Records contained in a dataset:
────

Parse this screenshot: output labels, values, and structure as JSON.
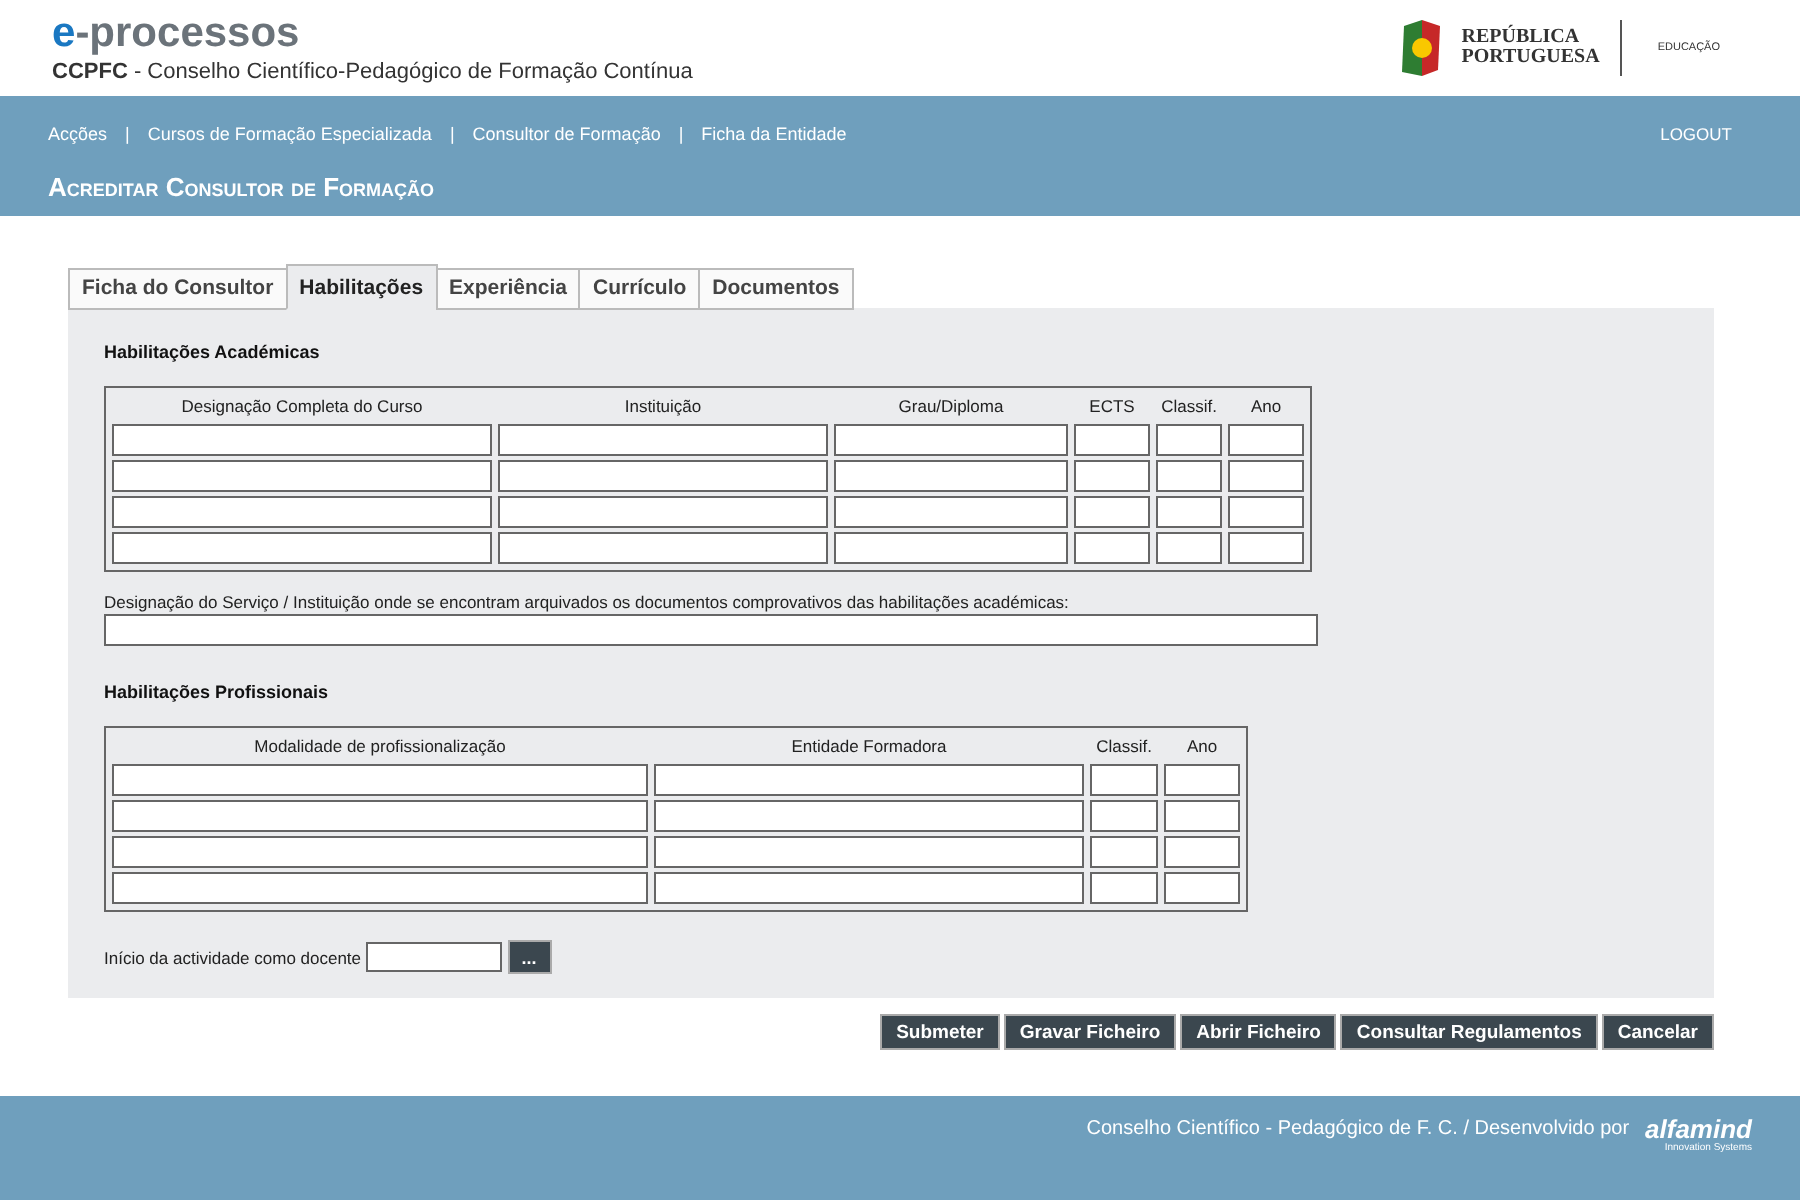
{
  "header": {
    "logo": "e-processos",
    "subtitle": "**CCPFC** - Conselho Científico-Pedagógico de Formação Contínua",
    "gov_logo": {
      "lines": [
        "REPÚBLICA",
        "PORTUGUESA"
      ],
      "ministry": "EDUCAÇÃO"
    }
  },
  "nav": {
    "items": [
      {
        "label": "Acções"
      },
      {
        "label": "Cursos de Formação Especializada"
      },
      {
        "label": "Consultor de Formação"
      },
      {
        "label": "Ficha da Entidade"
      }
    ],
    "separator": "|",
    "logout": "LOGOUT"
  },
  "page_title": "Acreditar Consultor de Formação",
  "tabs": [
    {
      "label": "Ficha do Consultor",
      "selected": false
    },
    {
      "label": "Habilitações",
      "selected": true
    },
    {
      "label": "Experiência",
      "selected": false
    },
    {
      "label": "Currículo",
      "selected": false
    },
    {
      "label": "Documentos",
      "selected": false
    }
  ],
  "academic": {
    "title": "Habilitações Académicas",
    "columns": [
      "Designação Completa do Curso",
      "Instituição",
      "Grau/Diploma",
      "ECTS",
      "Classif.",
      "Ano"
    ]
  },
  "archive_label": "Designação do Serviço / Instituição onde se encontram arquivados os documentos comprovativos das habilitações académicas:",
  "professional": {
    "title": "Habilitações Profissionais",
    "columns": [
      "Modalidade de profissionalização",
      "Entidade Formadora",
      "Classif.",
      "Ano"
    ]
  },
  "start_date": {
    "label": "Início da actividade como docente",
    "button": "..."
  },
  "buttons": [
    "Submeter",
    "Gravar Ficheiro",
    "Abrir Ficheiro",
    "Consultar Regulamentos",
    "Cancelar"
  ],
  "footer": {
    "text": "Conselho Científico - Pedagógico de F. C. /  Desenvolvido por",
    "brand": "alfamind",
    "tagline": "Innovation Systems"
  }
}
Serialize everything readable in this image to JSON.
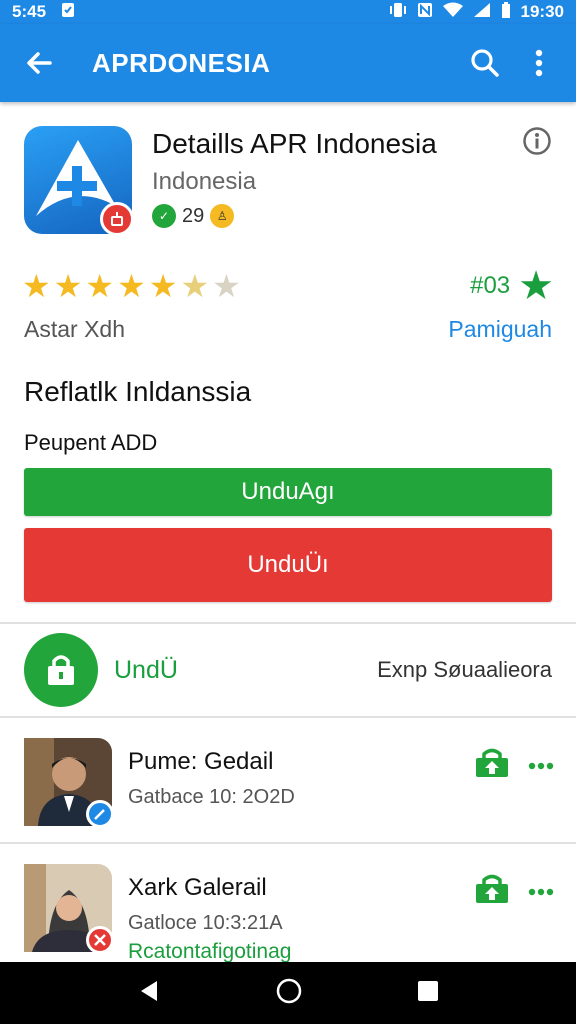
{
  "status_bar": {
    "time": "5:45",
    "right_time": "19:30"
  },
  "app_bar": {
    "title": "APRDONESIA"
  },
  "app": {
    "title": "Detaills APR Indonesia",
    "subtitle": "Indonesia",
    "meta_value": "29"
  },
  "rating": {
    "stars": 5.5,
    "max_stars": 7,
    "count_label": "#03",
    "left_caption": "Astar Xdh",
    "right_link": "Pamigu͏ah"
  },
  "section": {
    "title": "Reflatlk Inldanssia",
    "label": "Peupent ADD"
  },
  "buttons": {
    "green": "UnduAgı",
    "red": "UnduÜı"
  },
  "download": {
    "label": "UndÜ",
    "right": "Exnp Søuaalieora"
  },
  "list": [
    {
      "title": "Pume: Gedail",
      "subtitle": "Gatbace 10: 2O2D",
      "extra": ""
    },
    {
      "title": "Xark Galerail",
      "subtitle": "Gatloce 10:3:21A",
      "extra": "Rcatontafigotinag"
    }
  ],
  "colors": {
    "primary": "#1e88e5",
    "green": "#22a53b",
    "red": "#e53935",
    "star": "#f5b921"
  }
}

────

THE REQUEST
Give every line back word for word and leave the pictures out.

THE REPLY
Parse this screenshot: output labels, values, and structure as JSON.
{
  "header": {
    "logo": "e-processos",
    "subtitle": "**CCPFC** - Conselho Científico-Pedagógico de Formação Contínua",
    "gov_logo": {
      "lines": [
        "REPÚBLICA",
        "PORTUGUESA"
      ],
      "ministry": "EDUCAÇÃO"
    }
  },
  "nav": {
    "items": [
      {
        "label": "Acções"
      },
      {
        "label": "Cursos de Formação Especializada"
      },
      {
        "label": "Consultor de Formação"
      },
      {
        "label": "Ficha da Entidade"
      }
    ],
    "separator": "|",
    "logout": "LOGOUT"
  },
  "page_title": "Acreditar Consultor de Formação",
  "tabs": [
    {
      "label": "Ficha do Consultor",
      "selected": false
    },
    {
      "label": "Habilitações",
      "selected": true
    },
    {
      "label": "Experiência",
      "selected": false
    },
    {
      "label": "Currículo",
      "selected": false
    },
    {
      "label": "Documentos",
      "selected": false
    }
  ],
  "academic": {
    "title": "Habilitações Académicas",
    "columns": [
      "Designação Completa do Curso",
      "Instituição",
      "Grau/Diploma",
      "ECTS",
      "Classif.",
      "Ano"
    ]
  },
  "archive_label": "Designação do Serviço / Instituição onde se encontram arquivados os documentos comprovativos das habilitações académicas:",
  "professional": {
    "title": "Habilitações Profissionais",
    "columns": [
      "Modalidade de profissionalização",
      "Entidade Formadora",
      "Classif.",
      "Ano"
    ]
  },
  "start_date": {
    "label": "Início da actividade como docente",
    "button": "..."
  },
  "buttons": [
    "Submeter",
    "Gravar Ficheiro",
    "Abrir Ficheiro",
    "Consultar Regulamentos",
    "Cancelar"
  ],
  "footer": {
    "text": "Conselho Científico - Pedagógico de F. C. /  Desenvolvido por",
    "brand": "alfamind",
    "tagline": "Innovation Systems"
  }
}
Serialize everything readable in this image to JSON.
{
  "status_bar": {
    "time": "5:45",
    "right_time": "19:30"
  },
  "app_bar": {
    "title": "APRDONESIA"
  },
  "app": {
    "title": "Detaills APR Indonesia",
    "subtitle": "Indonesia",
    "meta_value": "29"
  },
  "rating": {
    "stars": 5.5,
    "max_stars": 7,
    "count_label": "#03",
    "left_caption": "Astar Xdh",
    "right_link": "Pamigu͏ah"
  },
  "section": {
    "title": "Reflatlk Inldanssia",
    "label": "Peupent ADD"
  },
  "buttons": {
    "green": "UnduAgı",
    "red": "UnduÜı"
  },
  "download": {
    "label": "UndÜ",
    "right": "Exnp Søuaalieora"
  },
  "list": [
    {
      "title": "Pume: Gedail",
      "subtitle": "Gatbace 10: 2O2D",
      "extra": ""
    },
    {
      "title": "Xark Galerail",
      "subtitle": "Gatloce 10:3:21A",
      "extra": "Rcatontafigotinag"
    }
  ],
  "colors": {
    "primary": "#1e88e5",
    "green": "#22a53b",
    "red": "#e53935",
    "star": "#f5b921"
  }
}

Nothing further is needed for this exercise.